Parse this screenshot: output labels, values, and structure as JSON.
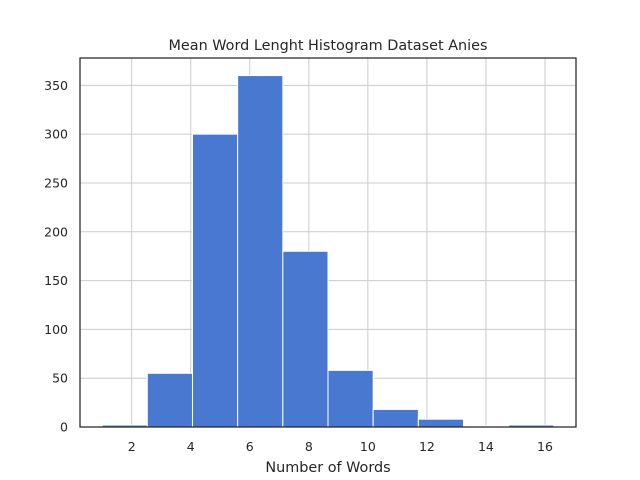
{
  "chart_data": {
    "type": "bar",
    "title": "Mean Word Lenght Histogram Dataset Anies",
    "xlabel": "Number of Words",
    "ylabel": "",
    "bin_edges": [
      1.0,
      2.53,
      4.06,
      5.59,
      7.12,
      8.65,
      10.18,
      11.71,
      13.24,
      14.77,
      16.3
    ],
    "values": [
      2,
      55,
      300,
      360,
      180,
      58,
      18,
      8,
      1,
      2
    ],
    "xlim": [
      0.25,
      17.05
    ],
    "ylim": [
      0,
      378
    ],
    "xticks": [
      2,
      4,
      6,
      8,
      10,
      12,
      14,
      16
    ],
    "yticks": [
      0,
      50,
      100,
      150,
      200,
      250,
      300,
      350
    ],
    "bar_color": "#4878d0",
    "grid": true
  }
}
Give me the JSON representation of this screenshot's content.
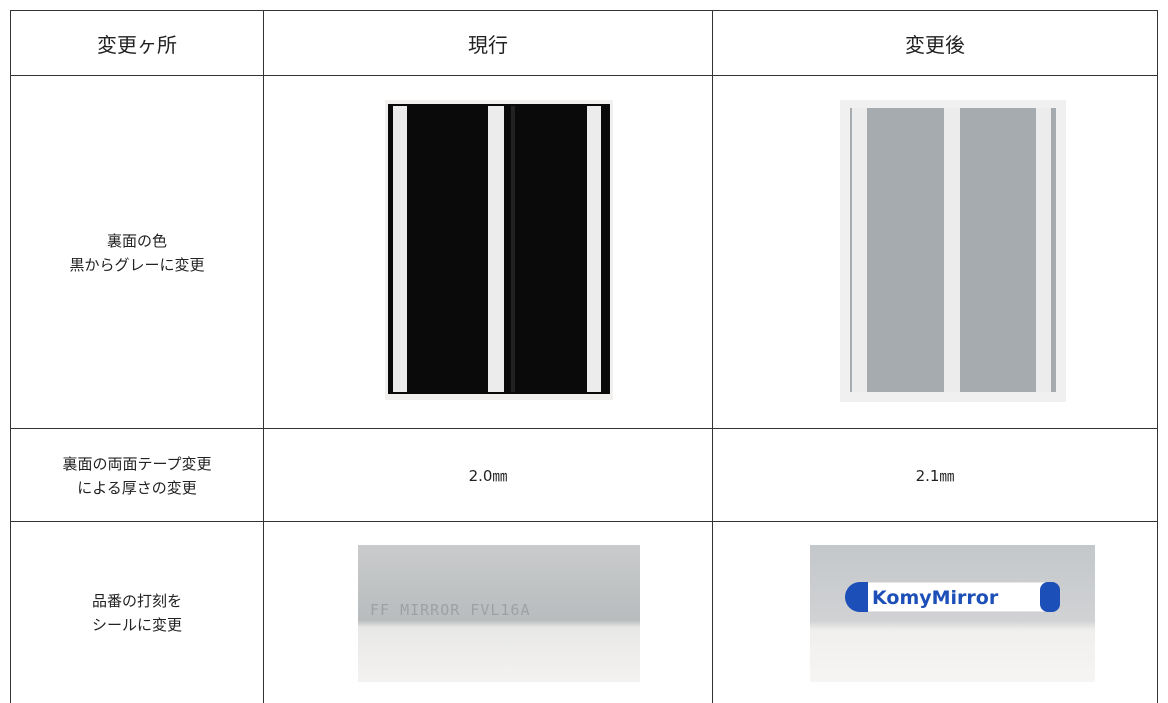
{
  "table": {
    "header": [
      "変更ヶ所",
      "現行",
      "変更後"
    ],
    "rows": [
      [
        [
          "裏面の色",
          "黒からグレーに変更"
        ],
        null,
        null
      ],
      [
        [
          "裏面の両面テープ変更",
          "による厚さの変更"
        ],
        "2.0㎜",
        "2.1㎜"
      ],
      [
        [
          "品番の打刻を",
          "シールに変更"
        ],
        null,
        null
      ]
    ],
    "photo_texts": {
      "current_stamp": "FF  MIRROR  FVL16A",
      "new_sticker": "KomyMirror"
    }
  }
}
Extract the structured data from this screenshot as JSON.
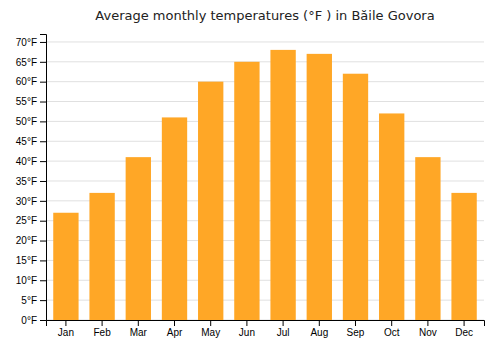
{
  "chart_data": {
    "type": "bar",
    "title": "Average monthly temperatures (°F ) in Băile Govora",
    "categories": [
      "Jan",
      "Feb",
      "Mar",
      "Apr",
      "May",
      "Jun",
      "Jul",
      "Aug",
      "Sep",
      "Oct",
      "Nov",
      "Dec"
    ],
    "values": [
      27,
      32,
      41,
      51,
      60,
      65,
      68,
      67,
      62,
      52,
      41,
      32
    ],
    "color": "#FFA726",
    "ylim": [
      0,
      72
    ],
    "yticks": [
      {
        "value": 0,
        "label": "0°F"
      },
      {
        "value": 5,
        "label": "5°F"
      },
      {
        "value": 10,
        "label": "10°F"
      },
      {
        "value": 15,
        "label": "15°F"
      },
      {
        "value": 20,
        "label": "20°F"
      },
      {
        "value": 25,
        "label": "25°F"
      },
      {
        "value": 30,
        "label": "30°F"
      },
      {
        "value": 35,
        "label": "35°F"
      },
      {
        "value": 40,
        "label": "40°F"
      },
      {
        "value": 45,
        "label": "45°F"
      },
      {
        "value": 50,
        "label": "50°F"
      },
      {
        "value": 55,
        "label": "55°F"
      },
      {
        "value": 60,
        "label": "60°F"
      },
      {
        "value": 65,
        "label": "65°F"
      },
      {
        "value": 70,
        "label": "70°F"
      }
    ],
    "grid": true
  }
}
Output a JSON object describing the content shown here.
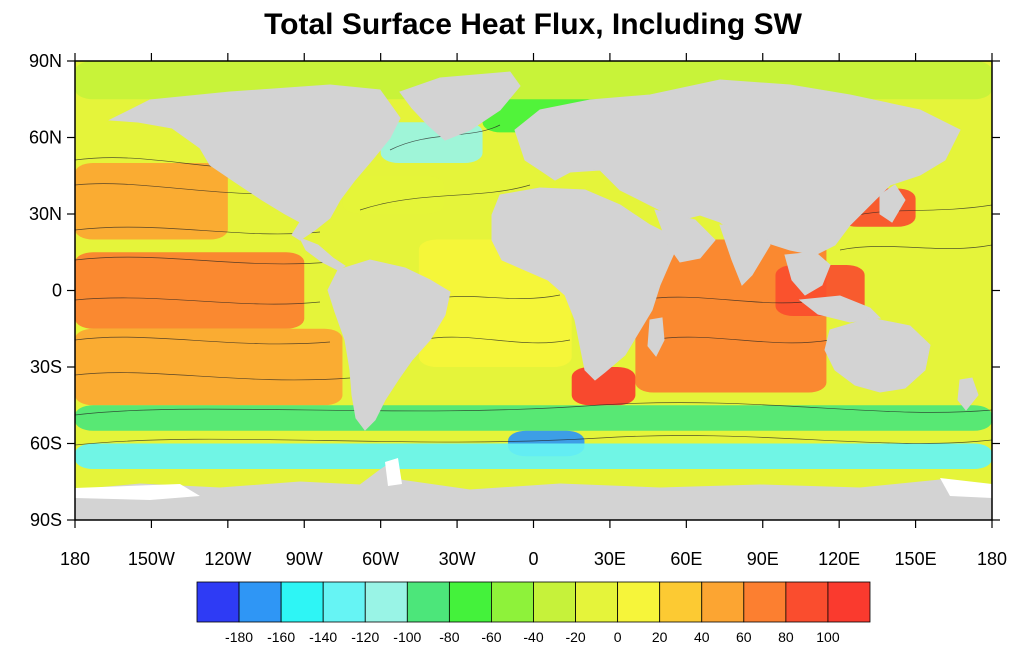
* * * * * * * * *
- TASK BRIEF: Filter the listing for the word "screenshot" and copy every line that holds it.

- TASK RESPONSE:
Parse this screenshot: output labels, values, and structure as JSON.
Give me the JSON representation of this screenshot's content.
Extract the structured data from this screenshot as JSON.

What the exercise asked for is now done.